# REQUIREMENT
Output all entries verbatim. Skip pictures.

*** EXTRACTED RECORDS ***

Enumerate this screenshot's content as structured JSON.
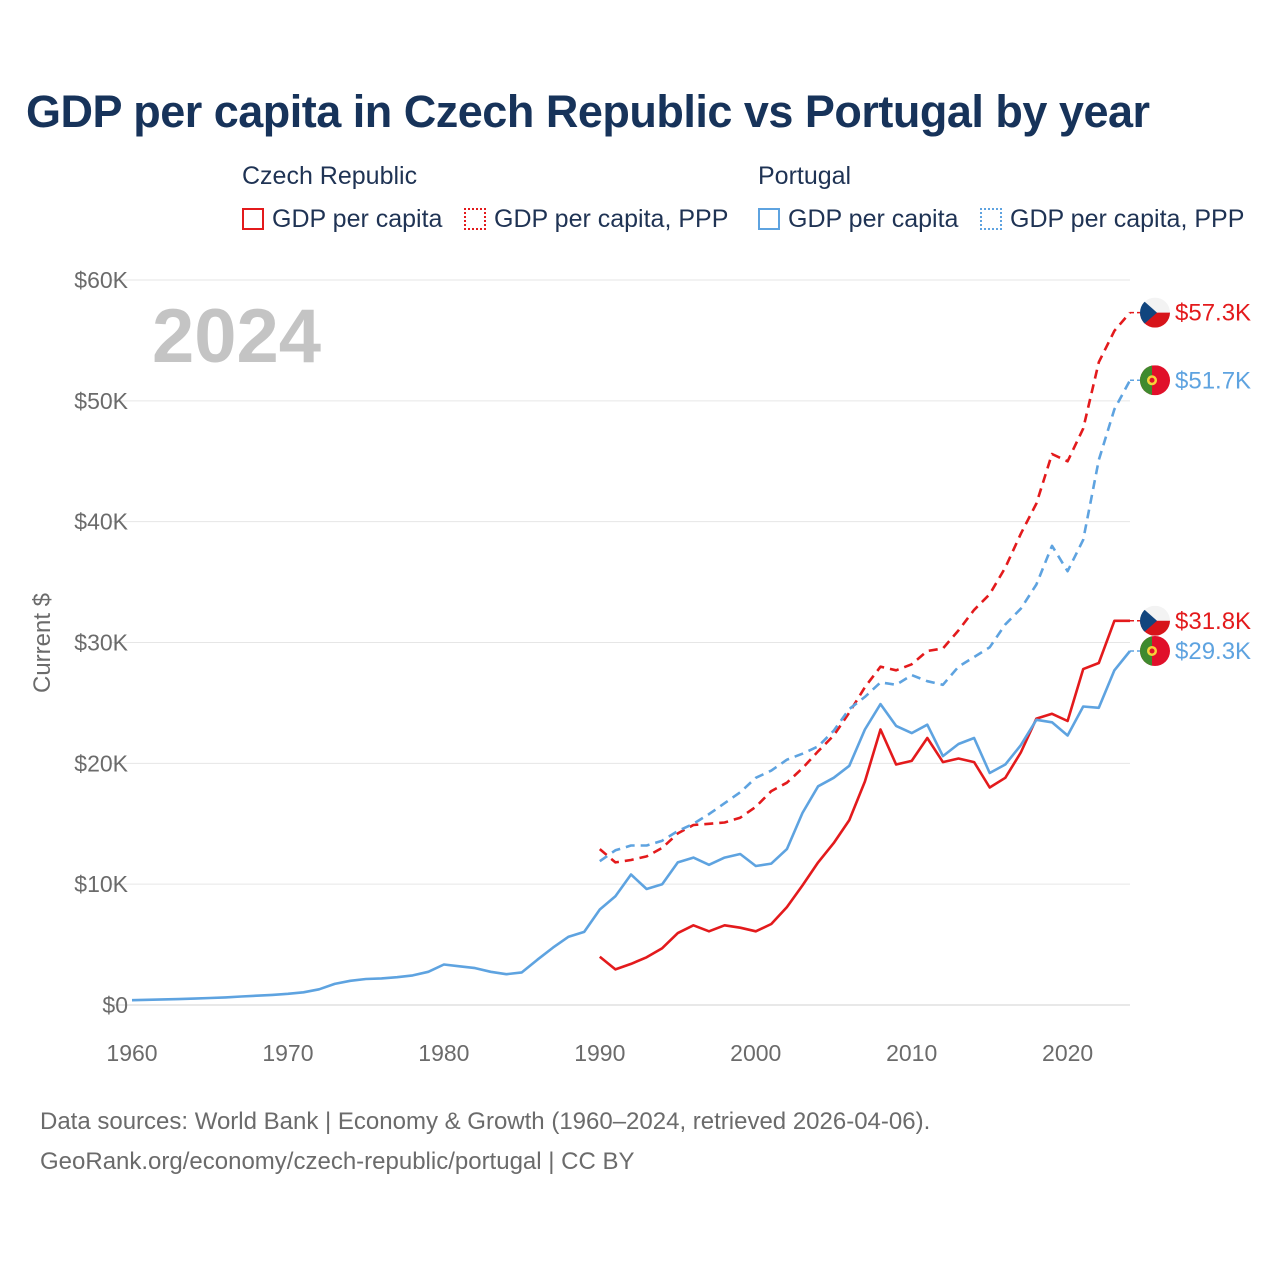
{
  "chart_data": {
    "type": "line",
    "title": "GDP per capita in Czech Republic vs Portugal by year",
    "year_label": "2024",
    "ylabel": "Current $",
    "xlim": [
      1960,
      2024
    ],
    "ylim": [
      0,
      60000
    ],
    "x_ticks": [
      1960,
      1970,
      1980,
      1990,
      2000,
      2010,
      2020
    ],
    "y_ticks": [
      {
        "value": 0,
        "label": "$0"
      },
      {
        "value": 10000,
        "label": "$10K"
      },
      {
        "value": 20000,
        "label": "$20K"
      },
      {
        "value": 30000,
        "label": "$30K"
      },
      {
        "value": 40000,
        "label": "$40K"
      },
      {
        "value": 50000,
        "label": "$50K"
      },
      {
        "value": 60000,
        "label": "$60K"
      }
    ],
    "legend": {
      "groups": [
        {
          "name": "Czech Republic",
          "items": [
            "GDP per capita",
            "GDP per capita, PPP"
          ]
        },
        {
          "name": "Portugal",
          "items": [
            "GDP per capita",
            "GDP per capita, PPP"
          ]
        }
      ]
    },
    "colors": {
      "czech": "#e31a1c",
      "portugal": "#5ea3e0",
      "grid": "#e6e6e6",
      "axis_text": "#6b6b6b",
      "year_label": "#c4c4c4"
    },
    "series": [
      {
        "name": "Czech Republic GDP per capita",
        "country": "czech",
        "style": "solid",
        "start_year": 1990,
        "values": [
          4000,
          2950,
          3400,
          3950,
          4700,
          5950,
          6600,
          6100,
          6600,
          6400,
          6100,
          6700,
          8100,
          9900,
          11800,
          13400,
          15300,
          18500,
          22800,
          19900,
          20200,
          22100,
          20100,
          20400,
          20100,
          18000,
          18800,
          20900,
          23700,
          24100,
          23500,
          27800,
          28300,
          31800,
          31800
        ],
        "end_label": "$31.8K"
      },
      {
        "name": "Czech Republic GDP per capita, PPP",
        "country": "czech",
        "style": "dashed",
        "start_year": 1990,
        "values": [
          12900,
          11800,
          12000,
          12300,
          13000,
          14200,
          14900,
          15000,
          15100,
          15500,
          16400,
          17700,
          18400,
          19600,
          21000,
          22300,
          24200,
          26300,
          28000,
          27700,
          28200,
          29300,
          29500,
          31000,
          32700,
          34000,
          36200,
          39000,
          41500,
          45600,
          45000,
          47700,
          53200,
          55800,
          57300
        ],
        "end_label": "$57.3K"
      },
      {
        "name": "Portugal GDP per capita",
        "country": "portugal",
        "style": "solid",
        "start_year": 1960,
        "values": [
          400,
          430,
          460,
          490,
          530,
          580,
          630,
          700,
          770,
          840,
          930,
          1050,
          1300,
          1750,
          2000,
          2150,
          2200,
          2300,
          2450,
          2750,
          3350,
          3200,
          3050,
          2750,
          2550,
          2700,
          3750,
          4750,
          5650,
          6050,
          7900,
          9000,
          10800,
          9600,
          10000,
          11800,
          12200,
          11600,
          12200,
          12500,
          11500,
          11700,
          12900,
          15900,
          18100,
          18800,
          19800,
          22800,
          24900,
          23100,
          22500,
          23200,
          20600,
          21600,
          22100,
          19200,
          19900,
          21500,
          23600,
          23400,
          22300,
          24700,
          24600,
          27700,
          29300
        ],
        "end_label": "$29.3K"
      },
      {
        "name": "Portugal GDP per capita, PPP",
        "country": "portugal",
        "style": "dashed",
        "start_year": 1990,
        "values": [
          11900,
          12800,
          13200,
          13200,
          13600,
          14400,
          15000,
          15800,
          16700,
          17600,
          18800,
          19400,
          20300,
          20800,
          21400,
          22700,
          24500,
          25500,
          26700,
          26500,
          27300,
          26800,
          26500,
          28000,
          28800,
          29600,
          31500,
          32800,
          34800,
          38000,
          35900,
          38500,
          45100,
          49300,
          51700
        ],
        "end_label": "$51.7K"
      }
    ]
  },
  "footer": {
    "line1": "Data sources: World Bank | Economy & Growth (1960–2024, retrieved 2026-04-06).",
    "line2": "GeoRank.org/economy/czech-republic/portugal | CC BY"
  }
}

***

# RESULT
Enumerate this screenshot's content as structured JSON.
{
  "chart_data": {
    "type": "line",
    "title": "GDP per capita in Czech Republic vs Portugal by year",
    "year_label": "2024",
    "ylabel": "Current $",
    "xlim": [
      1960,
      2024
    ],
    "ylim": [
      0,
      60000
    ],
    "x_ticks": [
      1960,
      1970,
      1980,
      1990,
      2000,
      2010,
      2020
    ],
    "y_ticks": [
      {
        "value": 0,
        "label": "$0"
      },
      {
        "value": 10000,
        "label": "$10K"
      },
      {
        "value": 20000,
        "label": "$20K"
      },
      {
        "value": 30000,
        "label": "$30K"
      },
      {
        "value": 40000,
        "label": "$40K"
      },
      {
        "value": 50000,
        "label": "$50K"
      },
      {
        "value": 60000,
        "label": "$60K"
      }
    ],
    "legend": {
      "groups": [
        {
          "name": "Czech Republic",
          "items": [
            "GDP per capita",
            "GDP per capita, PPP"
          ]
        },
        {
          "name": "Portugal",
          "items": [
            "GDP per capita",
            "GDP per capita, PPP"
          ]
        }
      ]
    },
    "colors": {
      "czech": "#e31a1c",
      "portugal": "#5ea3e0",
      "grid": "#e6e6e6",
      "axis_text": "#6b6b6b",
      "year_label": "#c4c4c4"
    },
    "series": [
      {
        "name": "Czech Republic GDP per capita",
        "country": "czech",
        "style": "solid",
        "start_year": 1990,
        "values": [
          4000,
          2950,
          3400,
          3950,
          4700,
          5950,
          6600,
          6100,
          6600,
          6400,
          6100,
          6700,
          8100,
          9900,
          11800,
          13400,
          15300,
          18500,
          22800,
          19900,
          20200,
          22100,
          20100,
          20400,
          20100,
          18000,
          18800,
          20900,
          23700,
          24100,
          23500,
          27800,
          28300,
          31800,
          31800
        ],
        "end_label": "$31.8K"
      },
      {
        "name": "Czech Republic GDP per capita, PPP",
        "country": "czech",
        "style": "dashed",
        "start_year": 1990,
        "values": [
          12900,
          11800,
          12000,
          12300,
          13000,
          14200,
          14900,
          15000,
          15100,
          15500,
          16400,
          17700,
          18400,
          19600,
          21000,
          22300,
          24200,
          26300,
          28000,
          27700,
          28200,
          29300,
          29500,
          31000,
          32700,
          34000,
          36200,
          39000,
          41500,
          45600,
          45000,
          47700,
          53200,
          55800,
          57300
        ],
        "end_label": "$57.3K"
      },
      {
        "name": "Portugal GDP per capita",
        "country": "portugal",
        "style": "solid",
        "start_year": 1960,
        "values": [
          400,
          430,
          460,
          490,
          530,
          580,
          630,
          700,
          770,
          840,
          930,
          1050,
          1300,
          1750,
          2000,
          2150,
          2200,
          2300,
          2450,
          2750,
          3350,
          3200,
          3050,
          2750,
          2550,
          2700,
          3750,
          4750,
          5650,
          6050,
          7900,
          9000,
          10800,
          9600,
          10000,
          11800,
          12200,
          11600,
          12200,
          12500,
          11500,
          11700,
          12900,
          15900,
          18100,
          18800,
          19800,
          22800,
          24900,
          23100,
          22500,
          23200,
          20600,
          21600,
          22100,
          19200,
          19900,
          21500,
          23600,
          23400,
          22300,
          24700,
          24600,
          27700,
          29300
        ],
        "end_label": "$29.3K"
      },
      {
        "name": "Portugal GDP per capita, PPP",
        "country": "portugal",
        "style": "dashed",
        "start_year": 1990,
        "values": [
          11900,
          12800,
          13200,
          13200,
          13600,
          14400,
          15000,
          15800,
          16700,
          17600,
          18800,
          19400,
          20300,
          20800,
          21400,
          22700,
          24500,
          25500,
          26700,
          26500,
          27300,
          26800,
          26500,
          28000,
          28800,
          29600,
          31500,
          32800,
          34800,
          38000,
          35900,
          38500,
          45100,
          49300,
          51700
        ],
        "end_label": "$51.7K"
      }
    ]
  },
  "footer": {
    "line1": "Data sources: World Bank | Economy & Growth (1960–2024, retrieved 2026-04-06).",
    "line2": "GeoRank.org/economy/czech-republic/portugal | CC BY"
  }
}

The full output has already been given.